Stored entries:
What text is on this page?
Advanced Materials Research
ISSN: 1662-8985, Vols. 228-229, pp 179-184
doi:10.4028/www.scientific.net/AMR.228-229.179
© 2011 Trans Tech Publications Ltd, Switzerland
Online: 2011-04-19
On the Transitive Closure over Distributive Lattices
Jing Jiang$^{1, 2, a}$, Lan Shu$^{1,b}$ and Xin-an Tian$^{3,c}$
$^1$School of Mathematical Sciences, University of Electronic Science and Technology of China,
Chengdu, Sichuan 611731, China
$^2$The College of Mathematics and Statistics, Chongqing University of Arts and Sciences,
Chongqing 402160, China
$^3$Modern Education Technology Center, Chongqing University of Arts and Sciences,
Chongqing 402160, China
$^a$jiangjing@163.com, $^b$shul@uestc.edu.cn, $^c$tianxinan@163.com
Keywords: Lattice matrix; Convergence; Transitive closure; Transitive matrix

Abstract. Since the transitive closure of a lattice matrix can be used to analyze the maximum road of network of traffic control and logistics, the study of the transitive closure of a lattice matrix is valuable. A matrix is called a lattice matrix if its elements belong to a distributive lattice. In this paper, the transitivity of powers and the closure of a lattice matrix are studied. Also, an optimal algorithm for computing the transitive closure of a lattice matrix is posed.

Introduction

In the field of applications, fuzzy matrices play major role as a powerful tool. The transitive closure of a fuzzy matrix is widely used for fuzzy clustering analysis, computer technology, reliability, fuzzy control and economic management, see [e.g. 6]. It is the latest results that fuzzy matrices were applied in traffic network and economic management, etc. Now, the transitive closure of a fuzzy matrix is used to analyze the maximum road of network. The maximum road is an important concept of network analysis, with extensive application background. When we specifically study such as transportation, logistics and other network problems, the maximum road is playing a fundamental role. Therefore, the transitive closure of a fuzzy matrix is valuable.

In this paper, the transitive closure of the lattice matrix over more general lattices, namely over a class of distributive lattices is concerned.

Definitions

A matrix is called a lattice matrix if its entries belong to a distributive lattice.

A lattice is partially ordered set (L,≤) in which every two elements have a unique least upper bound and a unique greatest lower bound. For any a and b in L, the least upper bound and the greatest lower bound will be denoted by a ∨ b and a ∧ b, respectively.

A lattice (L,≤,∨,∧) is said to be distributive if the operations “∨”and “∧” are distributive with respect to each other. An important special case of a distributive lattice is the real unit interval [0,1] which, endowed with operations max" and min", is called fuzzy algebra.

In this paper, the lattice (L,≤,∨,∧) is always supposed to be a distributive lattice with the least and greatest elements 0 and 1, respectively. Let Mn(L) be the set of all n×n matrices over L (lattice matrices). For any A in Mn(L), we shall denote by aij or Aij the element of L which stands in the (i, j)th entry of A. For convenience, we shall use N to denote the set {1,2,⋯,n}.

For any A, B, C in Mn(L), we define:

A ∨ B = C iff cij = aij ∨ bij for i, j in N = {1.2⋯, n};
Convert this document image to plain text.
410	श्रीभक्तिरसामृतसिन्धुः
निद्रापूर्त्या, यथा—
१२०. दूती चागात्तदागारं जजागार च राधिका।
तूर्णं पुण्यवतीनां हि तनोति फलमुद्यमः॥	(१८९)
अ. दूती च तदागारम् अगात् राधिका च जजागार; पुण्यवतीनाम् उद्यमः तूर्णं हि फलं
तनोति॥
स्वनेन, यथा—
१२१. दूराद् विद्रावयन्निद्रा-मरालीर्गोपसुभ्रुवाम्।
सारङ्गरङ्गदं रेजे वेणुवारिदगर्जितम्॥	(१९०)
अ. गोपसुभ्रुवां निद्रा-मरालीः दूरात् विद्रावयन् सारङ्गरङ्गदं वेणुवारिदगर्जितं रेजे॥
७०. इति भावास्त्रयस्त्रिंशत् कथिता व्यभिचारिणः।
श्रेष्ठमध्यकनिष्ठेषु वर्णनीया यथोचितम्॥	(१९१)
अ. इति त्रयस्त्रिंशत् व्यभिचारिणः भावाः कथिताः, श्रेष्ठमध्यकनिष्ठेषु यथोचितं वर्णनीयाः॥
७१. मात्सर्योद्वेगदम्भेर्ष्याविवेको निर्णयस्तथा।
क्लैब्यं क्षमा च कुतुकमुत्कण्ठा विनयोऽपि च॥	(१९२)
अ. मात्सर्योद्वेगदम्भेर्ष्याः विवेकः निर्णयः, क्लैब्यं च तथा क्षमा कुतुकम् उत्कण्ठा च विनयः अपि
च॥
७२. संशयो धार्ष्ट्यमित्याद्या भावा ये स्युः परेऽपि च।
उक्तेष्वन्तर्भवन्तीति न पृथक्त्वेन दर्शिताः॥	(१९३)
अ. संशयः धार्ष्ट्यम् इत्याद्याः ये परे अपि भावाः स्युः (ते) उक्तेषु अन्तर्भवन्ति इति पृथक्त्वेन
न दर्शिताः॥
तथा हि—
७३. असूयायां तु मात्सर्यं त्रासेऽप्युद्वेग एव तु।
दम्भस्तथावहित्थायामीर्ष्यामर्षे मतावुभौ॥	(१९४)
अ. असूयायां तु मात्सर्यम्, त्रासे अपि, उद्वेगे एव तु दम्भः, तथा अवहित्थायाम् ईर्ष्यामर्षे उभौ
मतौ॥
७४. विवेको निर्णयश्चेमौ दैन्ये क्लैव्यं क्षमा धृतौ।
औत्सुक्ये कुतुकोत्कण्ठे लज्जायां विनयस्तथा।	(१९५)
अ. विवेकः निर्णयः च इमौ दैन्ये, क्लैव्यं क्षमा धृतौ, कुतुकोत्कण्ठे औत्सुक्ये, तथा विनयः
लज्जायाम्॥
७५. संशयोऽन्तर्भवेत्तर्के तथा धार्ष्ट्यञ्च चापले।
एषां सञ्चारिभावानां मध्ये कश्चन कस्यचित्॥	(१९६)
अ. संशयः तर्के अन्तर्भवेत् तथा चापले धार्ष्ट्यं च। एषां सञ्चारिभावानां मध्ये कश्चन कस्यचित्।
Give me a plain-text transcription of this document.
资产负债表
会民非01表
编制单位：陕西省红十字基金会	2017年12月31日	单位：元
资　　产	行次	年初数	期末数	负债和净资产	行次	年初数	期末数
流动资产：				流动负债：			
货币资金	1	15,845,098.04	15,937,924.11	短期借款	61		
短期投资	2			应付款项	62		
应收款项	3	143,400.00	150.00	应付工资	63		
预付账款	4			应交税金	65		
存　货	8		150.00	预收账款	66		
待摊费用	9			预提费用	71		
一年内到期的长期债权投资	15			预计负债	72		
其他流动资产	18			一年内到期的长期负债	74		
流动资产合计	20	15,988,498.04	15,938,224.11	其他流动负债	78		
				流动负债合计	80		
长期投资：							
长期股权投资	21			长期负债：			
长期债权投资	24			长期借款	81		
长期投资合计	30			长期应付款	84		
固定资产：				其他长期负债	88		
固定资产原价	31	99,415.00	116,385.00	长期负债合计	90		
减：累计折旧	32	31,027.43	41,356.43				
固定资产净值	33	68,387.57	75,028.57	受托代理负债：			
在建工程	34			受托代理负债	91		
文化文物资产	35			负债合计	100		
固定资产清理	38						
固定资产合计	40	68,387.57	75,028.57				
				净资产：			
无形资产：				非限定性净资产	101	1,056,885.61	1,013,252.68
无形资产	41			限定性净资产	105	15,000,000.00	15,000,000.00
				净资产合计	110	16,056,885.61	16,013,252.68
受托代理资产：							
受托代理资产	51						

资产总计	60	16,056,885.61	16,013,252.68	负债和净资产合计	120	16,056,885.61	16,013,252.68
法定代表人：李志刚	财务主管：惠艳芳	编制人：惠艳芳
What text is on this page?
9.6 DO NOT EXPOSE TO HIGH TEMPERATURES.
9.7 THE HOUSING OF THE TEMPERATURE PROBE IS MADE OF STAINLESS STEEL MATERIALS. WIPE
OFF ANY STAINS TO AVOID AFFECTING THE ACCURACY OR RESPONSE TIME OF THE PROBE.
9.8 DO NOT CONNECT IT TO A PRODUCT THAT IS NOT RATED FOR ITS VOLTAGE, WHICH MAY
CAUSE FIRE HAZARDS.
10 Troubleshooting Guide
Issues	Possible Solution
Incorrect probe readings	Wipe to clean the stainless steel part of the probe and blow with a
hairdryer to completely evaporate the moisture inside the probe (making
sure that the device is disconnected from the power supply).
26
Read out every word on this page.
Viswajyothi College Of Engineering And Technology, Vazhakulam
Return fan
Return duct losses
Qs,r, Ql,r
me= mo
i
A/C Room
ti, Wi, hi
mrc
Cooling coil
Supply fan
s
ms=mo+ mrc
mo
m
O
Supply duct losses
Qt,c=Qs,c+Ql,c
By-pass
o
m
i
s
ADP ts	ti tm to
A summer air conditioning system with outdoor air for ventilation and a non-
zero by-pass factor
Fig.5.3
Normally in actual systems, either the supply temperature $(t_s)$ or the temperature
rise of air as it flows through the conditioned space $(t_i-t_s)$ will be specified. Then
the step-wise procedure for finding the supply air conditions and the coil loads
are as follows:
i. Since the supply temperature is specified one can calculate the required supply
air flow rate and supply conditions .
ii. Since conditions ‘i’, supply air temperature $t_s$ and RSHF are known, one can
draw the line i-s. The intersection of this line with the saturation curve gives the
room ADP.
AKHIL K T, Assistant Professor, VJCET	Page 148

= Given instruction =
Whenever "road" turns up in a line, pick that line out.

= Expected answer =
Abstract. Since the transitive closure of a lattice matrix can be used to analyze the maximum road of network of traffic control and logistics, the study of the transitive closure of a lattice matrix is valuable. A matrix is called a lattice matrix if its elements belong to a distributive lattice. In this paper, the transitivity of powers and the closure of a lattice matrix are studied. Also, an optimal algorithm for computing the transitive closure of a lattice matrix is posed.
In the field of applications, fuzzy matrices play major role as a powerful tool. The transitive closure of a fuzzy matrix is widely used for fuzzy clustering analysis, computer technology, reliability, fuzzy control and economic management, see [e.g. 6]. It is the latest results that fuzzy matrices were applied in traffic network and economic management, etc. Now, the transitive closure of a fuzzy matrix is used to analyze the maximum road of network. The maximum road is an important concept of network analysis, with extensive application background. When we specifically study such as transportation, logistics and other network problems, the maximum road is playing a fundamental role. Therefore, the transitive closure of a fuzzy matrix is valuable.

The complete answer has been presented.